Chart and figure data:

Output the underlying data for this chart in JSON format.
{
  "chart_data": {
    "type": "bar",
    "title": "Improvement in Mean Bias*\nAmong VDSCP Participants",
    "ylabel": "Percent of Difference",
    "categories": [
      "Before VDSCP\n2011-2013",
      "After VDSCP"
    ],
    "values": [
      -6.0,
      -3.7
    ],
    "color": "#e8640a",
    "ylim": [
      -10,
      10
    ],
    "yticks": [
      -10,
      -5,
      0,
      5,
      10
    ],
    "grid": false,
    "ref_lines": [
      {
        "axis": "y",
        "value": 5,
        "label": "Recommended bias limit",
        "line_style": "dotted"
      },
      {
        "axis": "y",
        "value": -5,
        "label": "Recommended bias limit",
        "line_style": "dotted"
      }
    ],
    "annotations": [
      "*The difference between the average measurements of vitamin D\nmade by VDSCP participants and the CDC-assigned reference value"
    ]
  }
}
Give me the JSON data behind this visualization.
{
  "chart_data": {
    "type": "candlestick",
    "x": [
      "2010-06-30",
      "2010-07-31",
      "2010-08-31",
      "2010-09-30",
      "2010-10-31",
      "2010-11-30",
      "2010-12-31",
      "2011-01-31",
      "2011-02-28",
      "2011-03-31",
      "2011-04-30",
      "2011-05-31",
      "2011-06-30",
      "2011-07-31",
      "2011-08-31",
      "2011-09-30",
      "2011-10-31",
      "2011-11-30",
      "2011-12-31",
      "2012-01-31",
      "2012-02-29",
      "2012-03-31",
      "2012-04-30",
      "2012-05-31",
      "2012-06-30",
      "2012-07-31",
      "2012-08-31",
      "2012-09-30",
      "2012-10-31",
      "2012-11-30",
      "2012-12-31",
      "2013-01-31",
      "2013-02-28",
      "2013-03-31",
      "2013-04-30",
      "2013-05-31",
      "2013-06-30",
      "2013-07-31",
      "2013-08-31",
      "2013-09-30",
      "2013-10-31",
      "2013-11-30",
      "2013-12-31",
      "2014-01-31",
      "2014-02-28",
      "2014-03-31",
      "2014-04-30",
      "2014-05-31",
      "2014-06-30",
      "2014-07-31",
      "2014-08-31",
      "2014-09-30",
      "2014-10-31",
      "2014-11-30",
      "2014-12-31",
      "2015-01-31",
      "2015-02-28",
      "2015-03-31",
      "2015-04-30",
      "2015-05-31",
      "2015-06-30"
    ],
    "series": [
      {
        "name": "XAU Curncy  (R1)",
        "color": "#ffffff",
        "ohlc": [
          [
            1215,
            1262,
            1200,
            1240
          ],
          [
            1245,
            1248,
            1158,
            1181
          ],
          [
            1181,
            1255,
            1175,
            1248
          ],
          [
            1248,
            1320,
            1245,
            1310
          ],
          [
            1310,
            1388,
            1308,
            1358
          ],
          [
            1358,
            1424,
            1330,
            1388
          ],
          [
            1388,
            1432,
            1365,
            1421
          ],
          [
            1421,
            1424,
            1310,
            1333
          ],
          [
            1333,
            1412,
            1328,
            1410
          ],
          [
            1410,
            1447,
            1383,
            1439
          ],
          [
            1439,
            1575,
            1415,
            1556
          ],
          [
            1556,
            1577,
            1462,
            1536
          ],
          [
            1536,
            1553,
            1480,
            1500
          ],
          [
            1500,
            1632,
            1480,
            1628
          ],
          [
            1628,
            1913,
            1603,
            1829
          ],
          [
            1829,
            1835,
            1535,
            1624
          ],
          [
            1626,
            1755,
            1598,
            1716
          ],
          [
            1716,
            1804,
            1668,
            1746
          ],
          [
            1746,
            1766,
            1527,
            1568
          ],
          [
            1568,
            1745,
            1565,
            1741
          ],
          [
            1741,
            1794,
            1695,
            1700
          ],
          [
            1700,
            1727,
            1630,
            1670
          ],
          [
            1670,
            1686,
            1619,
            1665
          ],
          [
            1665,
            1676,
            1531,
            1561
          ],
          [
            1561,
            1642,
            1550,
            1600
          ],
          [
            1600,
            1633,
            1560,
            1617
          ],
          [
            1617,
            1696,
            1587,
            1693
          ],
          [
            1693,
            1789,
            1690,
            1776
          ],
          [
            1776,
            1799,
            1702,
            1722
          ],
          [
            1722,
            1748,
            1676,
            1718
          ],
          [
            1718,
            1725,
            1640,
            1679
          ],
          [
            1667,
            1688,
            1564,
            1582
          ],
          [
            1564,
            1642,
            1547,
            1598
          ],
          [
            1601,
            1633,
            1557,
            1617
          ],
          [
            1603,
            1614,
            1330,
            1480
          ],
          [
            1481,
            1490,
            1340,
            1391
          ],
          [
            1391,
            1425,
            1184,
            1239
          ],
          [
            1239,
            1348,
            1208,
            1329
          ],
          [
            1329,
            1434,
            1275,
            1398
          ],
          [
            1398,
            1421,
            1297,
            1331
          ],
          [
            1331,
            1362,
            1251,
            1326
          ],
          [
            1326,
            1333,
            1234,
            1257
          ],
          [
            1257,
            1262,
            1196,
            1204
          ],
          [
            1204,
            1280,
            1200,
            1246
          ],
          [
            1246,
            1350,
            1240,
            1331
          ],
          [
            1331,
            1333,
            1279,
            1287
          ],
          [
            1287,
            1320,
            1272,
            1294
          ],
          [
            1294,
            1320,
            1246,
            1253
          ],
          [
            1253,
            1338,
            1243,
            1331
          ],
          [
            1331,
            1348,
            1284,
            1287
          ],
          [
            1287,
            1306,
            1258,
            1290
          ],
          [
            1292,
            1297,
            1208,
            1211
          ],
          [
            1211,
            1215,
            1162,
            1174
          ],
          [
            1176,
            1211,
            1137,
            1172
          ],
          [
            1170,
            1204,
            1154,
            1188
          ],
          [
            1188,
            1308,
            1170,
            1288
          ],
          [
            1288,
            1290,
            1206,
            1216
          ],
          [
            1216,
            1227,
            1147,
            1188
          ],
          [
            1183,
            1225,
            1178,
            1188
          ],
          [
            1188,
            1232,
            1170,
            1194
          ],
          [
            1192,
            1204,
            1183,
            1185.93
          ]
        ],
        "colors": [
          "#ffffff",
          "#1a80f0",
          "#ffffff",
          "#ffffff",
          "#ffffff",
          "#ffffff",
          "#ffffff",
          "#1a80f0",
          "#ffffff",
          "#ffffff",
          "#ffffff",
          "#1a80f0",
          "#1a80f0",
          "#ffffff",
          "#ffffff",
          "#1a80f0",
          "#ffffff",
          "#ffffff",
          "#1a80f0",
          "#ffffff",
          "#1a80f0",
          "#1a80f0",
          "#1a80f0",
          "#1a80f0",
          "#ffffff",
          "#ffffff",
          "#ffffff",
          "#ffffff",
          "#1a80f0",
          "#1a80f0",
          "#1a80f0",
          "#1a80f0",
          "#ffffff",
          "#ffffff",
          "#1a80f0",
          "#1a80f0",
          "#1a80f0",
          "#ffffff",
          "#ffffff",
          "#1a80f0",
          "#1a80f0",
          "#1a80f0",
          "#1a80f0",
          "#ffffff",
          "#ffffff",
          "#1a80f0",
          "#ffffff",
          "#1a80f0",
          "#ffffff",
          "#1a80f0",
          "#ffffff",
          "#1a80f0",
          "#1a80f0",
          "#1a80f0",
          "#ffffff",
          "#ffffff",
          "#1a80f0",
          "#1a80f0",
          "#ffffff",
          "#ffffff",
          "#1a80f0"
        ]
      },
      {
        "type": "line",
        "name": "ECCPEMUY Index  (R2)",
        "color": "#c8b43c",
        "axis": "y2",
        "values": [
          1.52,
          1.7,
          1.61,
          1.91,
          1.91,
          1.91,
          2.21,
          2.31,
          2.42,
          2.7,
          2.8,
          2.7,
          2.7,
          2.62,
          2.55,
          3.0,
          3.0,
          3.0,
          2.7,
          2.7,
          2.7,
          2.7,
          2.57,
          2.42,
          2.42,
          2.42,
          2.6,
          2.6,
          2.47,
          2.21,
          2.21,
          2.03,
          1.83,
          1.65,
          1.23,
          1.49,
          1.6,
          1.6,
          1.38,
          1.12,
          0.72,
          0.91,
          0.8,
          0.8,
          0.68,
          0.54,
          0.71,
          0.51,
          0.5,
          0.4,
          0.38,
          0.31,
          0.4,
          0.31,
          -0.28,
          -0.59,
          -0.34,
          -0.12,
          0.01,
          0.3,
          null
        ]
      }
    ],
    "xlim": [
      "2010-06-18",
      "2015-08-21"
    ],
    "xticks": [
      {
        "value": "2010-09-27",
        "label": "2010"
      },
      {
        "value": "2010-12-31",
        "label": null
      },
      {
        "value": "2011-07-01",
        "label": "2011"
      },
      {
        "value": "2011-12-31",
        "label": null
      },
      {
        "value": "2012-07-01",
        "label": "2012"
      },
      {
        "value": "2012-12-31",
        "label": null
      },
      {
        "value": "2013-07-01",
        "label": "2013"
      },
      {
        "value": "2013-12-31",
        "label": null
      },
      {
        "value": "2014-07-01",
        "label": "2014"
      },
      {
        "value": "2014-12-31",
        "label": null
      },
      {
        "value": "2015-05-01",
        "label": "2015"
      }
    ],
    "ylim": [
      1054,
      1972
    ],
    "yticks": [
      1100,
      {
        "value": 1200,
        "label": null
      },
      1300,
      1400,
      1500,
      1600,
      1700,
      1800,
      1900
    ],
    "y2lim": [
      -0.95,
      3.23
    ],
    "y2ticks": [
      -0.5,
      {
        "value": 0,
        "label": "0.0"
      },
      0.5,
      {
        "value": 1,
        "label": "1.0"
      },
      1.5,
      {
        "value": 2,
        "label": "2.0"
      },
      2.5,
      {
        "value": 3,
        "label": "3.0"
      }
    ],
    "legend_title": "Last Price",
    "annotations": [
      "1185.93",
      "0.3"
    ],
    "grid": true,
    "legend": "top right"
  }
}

[Exercise task] Go through the entries above and copy every line containing "VDSCP".

[Answer to this problem]
    "title": "Improvement in Mean Bias*\nAmong VDSCP Participants",
      "Before VDSCP\n2011-2013",
      "After VDSCP"
      "*The difference between the average measurements of vitamin D\nmade by VDSCP participants and the CDC-assigned reference value"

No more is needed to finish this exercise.